- _The request_: Find the word "beaucoup" in the data. Return every line where it appears.

- _Task inputs_:

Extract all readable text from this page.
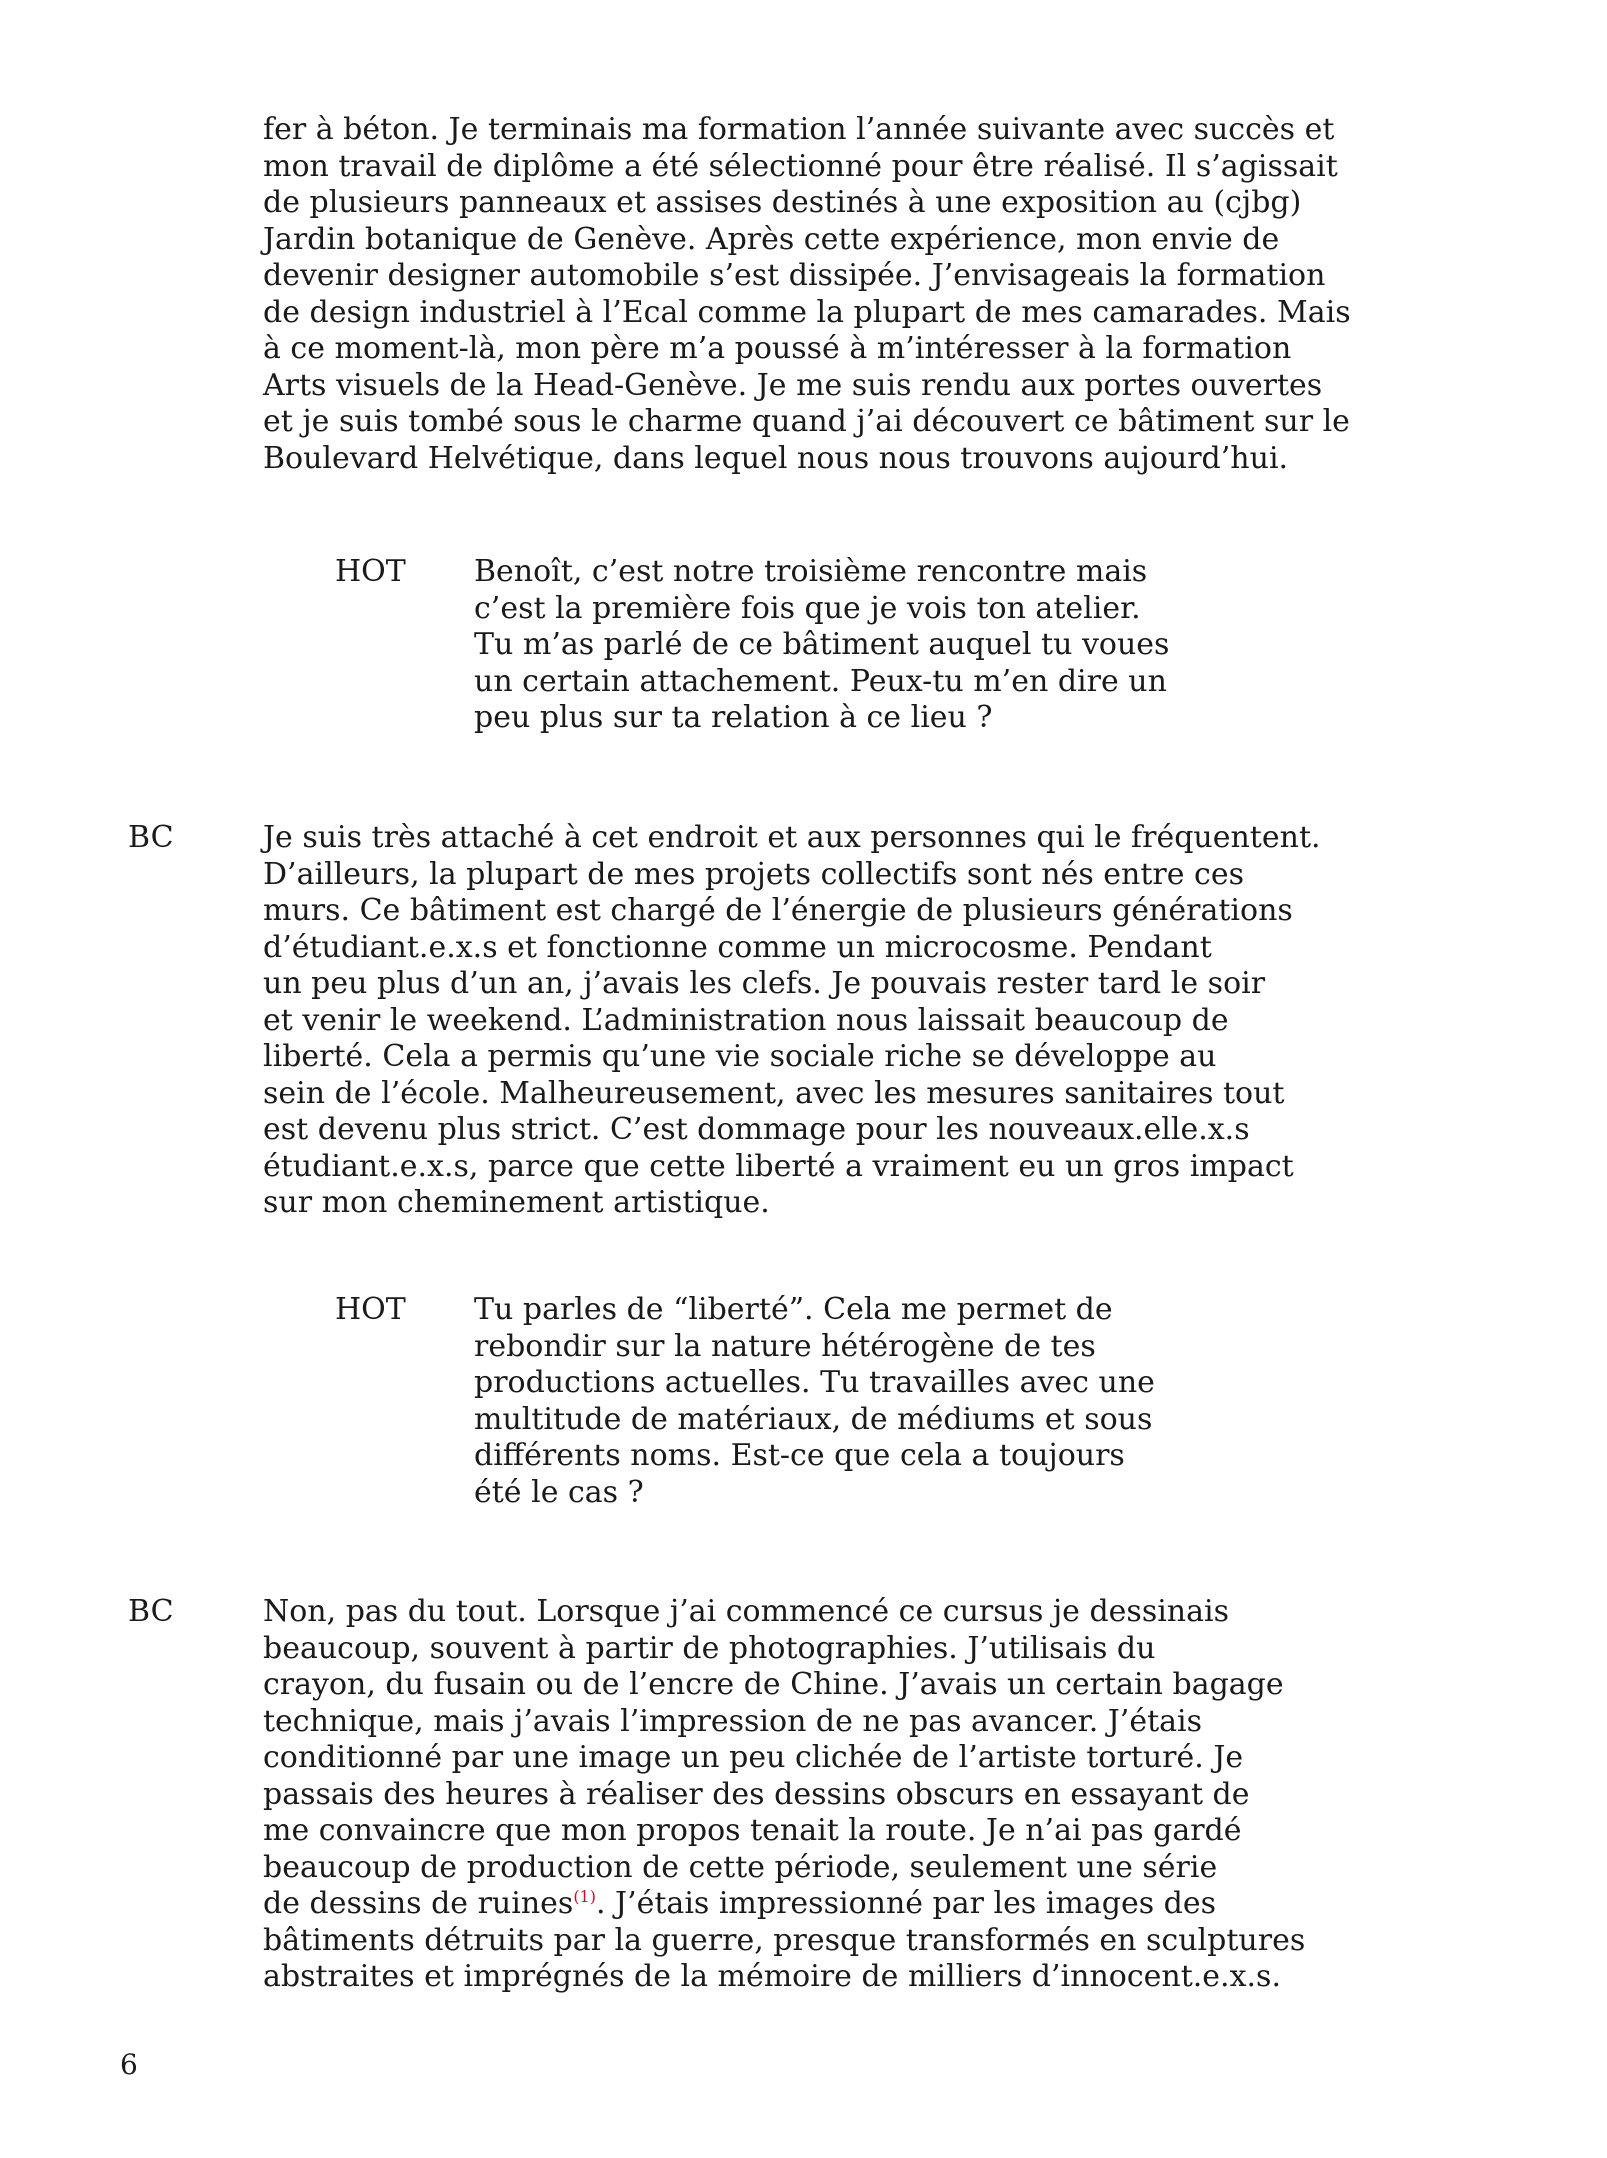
fer à béton. Je terminais ma formation l’année suivante avec succès et
mon travail de diplôme a été sélectionné pour être réalisé. Il s’agissait
de plusieurs panneaux et assises destinés à une exposition au (cjbg)
Jardin botanique de Genève. Après cette expérience, mon envie de
devenir designer automobile s’est dissipée. J’envisageais la formation
de design industriel à l’Ecal comme la plupart de mes camarades. Mais
à ce moment-là, mon père m’a poussé à m’intéresser à la formation
Arts visuels de la Head-Genève. Je me suis rendu aux portes ouvertes
et je suis tombé sous le charme quand j’ai découvert ce bâtiment sur le
Boulevard Helvétique, dans lequel nous nous trouvons aujourd’hui.

HOT Benoît, c’est notre troisième rencontre mais
c’est la première fois que je vois ton atelier.
Tu m’as parlé de ce bâtiment auquel tu voues
un certain attachement. Peux-tu m’en dire un
peu plus sur ta relation à ce lieu ?

BC	Je suis très attaché à cet endroit et aux personnes qui le fréquentent.
D’ailleurs, la plupart de mes projets collectifs sont nés entre ces
murs. Ce bâtiment est chargé de l’énergie de plusieurs générations
d’étudiant.e.x.s et fonctionne comme un microcosme. Pendant
un peu plus d’un an, j’avais les clefs. Je pouvais rester tard le soir
et venir le weekend. L’administration nous laissait beaucoup de
liberté. Cela a permis qu’une vie sociale riche se développe au
sein de l’école. Malheureusement, avec les mesures sanitaires tout
est devenu plus strict. C’est dommage pour les nouveaux.elle.x.s
étudiant.e.x.s, parce que cette liberté a vraiment eu un gros impact
sur mon cheminement artistique.

HOT Tu parles de “liberté”. Cela me permet de
rebondir sur la nature hétérogène de tes
productions actuelles. Tu travailles avec une
multitude de matériaux, de médiums et sous
différents noms. Est-ce que cela a toujours
été le cas ?

BC	Non, pas du tout. Lorsque j’ai commencé ce cursus je dessinais
beaucoup, souvent à partir de photographies. J’utilisais du
crayon, du fusain ou de l’encre de Chine. J’avais un certain bagage
technique, mais j’avais l’impression de ne pas avancer. J’étais
conditionné par une image un peu clichée de l’artiste torturé. Je
passais des heures à réaliser des dessins obscurs en essayant de
me convaincre que mon propos tenait la route. Je n’ai pas gardé
beaucoup de production de cette période, seulement une série
de dessins de ruines$^{(1)}$. J’étais impressionné par les images des
bâtiments détruits par la guerre, presque transformés en sculptures
abstraites et imprégnés de la mémoire de milliers d’innocent.e.x.s.

6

- _Result_:
et venir le weekend. L’administration nous laissait beaucoup de
beaucoup, souvent à partir de photographies. J’utilisais du
beaucoup de production de cette période, seulement une série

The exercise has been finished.